* STATED EXERCISE: Using the listing beneath this task, count the lines with the word "text" and write only the result.
— START OF RECORDS FOR PROCESSING —
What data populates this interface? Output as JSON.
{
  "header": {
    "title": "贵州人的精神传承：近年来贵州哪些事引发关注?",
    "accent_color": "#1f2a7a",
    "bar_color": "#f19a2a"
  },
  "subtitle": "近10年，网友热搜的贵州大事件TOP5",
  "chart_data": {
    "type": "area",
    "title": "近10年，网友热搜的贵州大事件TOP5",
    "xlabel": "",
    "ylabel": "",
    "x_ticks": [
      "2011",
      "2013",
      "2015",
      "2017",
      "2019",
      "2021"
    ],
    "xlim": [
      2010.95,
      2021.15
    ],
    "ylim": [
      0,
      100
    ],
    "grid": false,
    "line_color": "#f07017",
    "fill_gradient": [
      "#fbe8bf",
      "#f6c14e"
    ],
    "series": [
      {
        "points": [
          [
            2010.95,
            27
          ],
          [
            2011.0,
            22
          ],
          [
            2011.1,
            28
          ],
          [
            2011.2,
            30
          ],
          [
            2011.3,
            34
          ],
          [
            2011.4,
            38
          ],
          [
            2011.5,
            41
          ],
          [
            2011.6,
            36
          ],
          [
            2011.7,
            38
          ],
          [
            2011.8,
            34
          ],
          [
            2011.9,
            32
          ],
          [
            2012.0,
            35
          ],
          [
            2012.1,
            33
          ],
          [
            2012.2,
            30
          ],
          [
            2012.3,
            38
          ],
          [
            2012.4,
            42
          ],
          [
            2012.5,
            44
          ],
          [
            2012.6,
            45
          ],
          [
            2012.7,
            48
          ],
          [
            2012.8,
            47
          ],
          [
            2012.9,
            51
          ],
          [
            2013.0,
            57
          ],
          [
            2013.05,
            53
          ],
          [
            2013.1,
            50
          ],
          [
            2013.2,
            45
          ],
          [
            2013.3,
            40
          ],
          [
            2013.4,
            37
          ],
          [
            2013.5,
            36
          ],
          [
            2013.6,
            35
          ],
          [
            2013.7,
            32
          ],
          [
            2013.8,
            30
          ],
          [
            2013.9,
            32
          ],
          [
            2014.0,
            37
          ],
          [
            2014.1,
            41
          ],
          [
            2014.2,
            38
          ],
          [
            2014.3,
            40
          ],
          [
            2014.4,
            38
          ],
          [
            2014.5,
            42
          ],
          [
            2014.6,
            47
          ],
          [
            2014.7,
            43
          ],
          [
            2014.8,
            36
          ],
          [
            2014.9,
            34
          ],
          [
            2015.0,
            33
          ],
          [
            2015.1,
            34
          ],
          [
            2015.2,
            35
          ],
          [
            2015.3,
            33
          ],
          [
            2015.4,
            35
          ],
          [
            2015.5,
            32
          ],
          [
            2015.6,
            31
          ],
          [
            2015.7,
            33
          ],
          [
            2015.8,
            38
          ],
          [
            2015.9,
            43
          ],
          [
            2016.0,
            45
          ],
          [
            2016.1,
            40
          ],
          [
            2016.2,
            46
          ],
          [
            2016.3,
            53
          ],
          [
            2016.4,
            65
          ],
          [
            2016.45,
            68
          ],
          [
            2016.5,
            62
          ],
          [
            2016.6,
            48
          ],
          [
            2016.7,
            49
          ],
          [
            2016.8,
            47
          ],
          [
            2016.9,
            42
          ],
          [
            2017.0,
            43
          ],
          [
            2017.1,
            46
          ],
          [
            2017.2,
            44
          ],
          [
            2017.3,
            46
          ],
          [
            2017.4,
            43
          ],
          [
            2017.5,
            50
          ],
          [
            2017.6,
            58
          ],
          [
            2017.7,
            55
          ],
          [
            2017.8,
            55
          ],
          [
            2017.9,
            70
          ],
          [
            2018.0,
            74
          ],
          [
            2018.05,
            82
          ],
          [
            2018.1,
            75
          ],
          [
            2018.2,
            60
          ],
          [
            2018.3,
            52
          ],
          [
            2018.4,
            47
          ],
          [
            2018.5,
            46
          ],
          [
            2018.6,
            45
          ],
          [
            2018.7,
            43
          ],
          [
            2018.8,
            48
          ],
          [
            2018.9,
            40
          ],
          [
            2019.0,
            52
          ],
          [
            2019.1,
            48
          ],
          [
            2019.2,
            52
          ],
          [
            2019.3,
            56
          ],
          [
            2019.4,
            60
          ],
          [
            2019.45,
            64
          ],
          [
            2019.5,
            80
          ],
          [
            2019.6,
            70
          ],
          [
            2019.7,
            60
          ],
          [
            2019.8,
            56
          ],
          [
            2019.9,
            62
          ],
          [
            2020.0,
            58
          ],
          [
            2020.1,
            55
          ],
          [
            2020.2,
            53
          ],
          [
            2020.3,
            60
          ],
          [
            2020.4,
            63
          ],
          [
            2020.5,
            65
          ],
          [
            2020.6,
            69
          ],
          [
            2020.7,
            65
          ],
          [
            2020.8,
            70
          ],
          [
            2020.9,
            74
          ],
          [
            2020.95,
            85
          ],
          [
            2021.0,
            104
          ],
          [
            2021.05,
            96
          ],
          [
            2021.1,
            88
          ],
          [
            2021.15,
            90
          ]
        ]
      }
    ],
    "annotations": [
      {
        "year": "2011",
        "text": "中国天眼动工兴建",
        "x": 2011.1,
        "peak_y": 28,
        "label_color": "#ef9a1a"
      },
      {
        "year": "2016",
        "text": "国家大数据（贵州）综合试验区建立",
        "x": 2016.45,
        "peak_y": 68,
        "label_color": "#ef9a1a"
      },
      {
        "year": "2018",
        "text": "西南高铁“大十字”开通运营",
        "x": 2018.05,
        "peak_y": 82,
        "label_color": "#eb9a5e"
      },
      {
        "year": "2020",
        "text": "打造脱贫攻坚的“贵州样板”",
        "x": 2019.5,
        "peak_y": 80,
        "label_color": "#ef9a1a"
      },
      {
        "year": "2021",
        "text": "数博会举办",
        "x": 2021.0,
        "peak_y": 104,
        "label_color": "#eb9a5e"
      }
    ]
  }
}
— END OF RECORDS FOR PROCESSING —
* COMPLETE ANSWER: 5